**DESCRIPTION OF THE TASK**. Scan the data. Collect each line that contains the word "اللذيذة".

**Stored data entries**.
______________________________
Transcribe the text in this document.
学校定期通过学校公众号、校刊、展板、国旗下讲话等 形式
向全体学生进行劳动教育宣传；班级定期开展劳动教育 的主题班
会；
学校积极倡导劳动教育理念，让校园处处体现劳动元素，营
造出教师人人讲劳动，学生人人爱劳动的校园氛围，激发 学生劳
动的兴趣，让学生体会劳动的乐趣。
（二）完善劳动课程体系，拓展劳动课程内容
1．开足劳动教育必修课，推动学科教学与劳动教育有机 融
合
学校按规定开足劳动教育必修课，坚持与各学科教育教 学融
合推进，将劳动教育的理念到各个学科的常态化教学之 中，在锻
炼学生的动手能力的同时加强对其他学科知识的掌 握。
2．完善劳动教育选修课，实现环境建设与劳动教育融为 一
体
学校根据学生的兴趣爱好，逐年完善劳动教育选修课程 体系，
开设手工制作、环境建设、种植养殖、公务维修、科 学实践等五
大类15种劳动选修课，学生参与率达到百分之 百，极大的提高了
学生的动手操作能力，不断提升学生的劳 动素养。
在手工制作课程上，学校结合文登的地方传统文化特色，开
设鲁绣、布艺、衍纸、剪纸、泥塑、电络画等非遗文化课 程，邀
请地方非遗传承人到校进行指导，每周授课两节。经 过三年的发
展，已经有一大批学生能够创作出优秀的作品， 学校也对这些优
______________________________
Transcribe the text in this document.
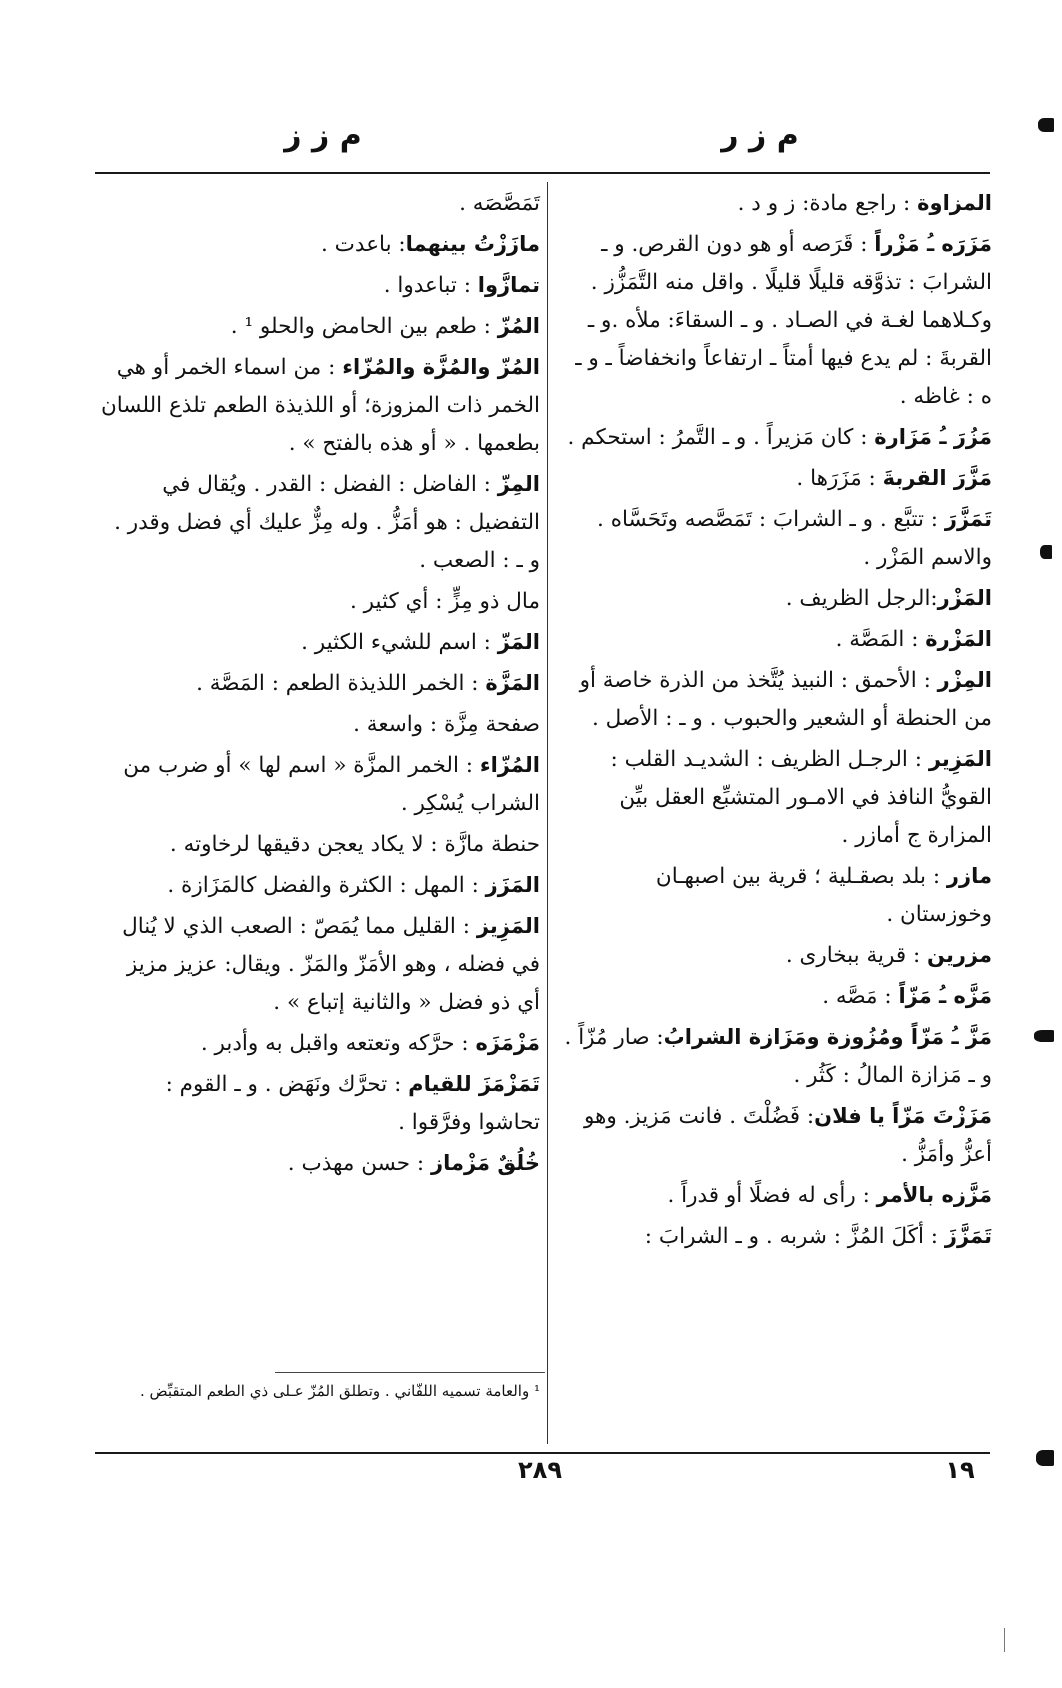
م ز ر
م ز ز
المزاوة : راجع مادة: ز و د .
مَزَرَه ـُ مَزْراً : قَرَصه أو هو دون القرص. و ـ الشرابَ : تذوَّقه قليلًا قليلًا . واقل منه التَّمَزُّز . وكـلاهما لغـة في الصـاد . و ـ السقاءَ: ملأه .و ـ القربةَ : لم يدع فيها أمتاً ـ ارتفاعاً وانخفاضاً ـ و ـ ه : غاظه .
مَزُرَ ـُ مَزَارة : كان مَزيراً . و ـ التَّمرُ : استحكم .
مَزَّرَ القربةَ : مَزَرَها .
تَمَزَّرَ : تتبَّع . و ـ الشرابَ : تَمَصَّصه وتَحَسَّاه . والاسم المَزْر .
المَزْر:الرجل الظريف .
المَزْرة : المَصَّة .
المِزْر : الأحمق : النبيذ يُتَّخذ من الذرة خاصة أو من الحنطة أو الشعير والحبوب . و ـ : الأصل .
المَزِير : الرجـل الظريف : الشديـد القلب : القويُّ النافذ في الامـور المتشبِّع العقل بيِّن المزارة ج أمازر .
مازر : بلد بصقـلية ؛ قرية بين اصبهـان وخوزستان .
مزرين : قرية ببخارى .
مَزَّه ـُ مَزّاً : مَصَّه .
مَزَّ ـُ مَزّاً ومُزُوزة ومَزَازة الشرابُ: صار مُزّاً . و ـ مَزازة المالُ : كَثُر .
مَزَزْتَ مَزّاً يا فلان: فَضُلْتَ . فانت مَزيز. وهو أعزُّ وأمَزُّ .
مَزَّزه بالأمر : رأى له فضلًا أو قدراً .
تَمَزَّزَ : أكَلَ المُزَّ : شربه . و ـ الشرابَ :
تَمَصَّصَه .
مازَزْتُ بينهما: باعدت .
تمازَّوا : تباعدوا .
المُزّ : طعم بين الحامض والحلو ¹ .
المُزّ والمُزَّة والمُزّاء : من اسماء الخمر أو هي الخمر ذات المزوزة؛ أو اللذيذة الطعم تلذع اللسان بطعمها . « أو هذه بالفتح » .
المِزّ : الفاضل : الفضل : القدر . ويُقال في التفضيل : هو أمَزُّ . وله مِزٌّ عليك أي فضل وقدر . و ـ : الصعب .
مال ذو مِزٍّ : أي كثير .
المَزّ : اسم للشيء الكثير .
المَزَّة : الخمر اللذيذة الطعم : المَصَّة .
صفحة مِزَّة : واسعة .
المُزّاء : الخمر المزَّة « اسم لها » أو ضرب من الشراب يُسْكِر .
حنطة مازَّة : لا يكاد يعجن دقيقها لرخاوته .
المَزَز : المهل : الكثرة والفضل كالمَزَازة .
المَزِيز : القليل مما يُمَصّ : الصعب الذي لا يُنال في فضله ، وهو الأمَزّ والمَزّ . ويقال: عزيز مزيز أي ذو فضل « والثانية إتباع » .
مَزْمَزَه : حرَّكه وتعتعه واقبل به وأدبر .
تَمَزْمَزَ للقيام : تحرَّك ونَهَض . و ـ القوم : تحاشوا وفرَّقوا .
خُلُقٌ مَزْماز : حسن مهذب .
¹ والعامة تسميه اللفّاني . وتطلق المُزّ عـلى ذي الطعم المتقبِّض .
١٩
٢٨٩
______________________________
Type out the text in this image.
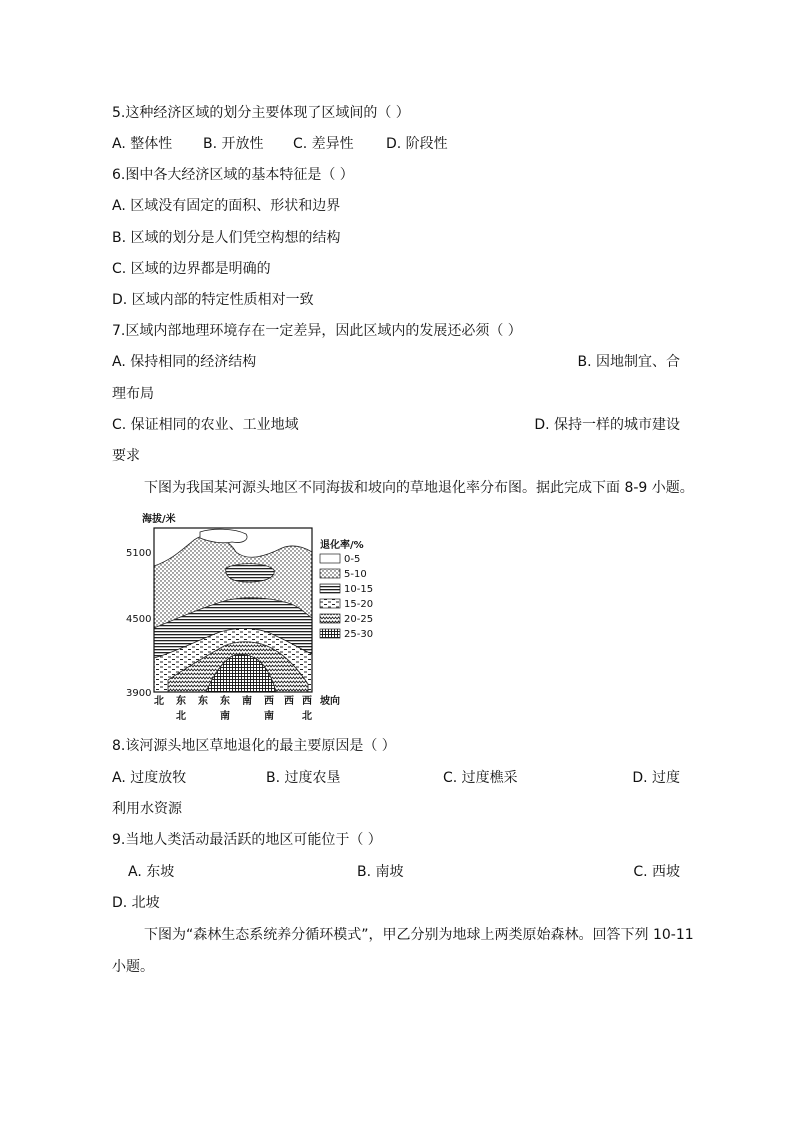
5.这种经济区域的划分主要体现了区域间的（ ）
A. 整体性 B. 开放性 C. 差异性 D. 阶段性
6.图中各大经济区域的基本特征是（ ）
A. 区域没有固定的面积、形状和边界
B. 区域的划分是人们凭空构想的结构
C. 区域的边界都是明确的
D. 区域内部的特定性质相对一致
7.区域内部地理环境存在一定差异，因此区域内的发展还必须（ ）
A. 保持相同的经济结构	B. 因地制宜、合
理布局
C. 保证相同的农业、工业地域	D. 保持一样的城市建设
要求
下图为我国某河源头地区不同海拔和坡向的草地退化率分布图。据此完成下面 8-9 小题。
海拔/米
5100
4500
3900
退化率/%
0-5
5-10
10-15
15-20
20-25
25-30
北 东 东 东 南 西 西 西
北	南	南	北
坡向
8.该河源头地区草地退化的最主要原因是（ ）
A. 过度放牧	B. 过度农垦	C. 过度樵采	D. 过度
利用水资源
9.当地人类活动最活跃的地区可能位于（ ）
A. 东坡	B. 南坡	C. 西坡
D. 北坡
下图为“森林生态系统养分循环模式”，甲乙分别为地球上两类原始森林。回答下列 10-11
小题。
______________________________
**ANSWER BELOW**.
المُزّ والمُزَّة والمُزّاء : من اسماء الخمر أو هي الخمر ذات المزوزة؛ أو اللذيذة الطعم تلذع اللسان بطعمها . « أو هذه بالفتح » .
المَزَّة : الخمر اللذيذة الطعم : المَصَّة .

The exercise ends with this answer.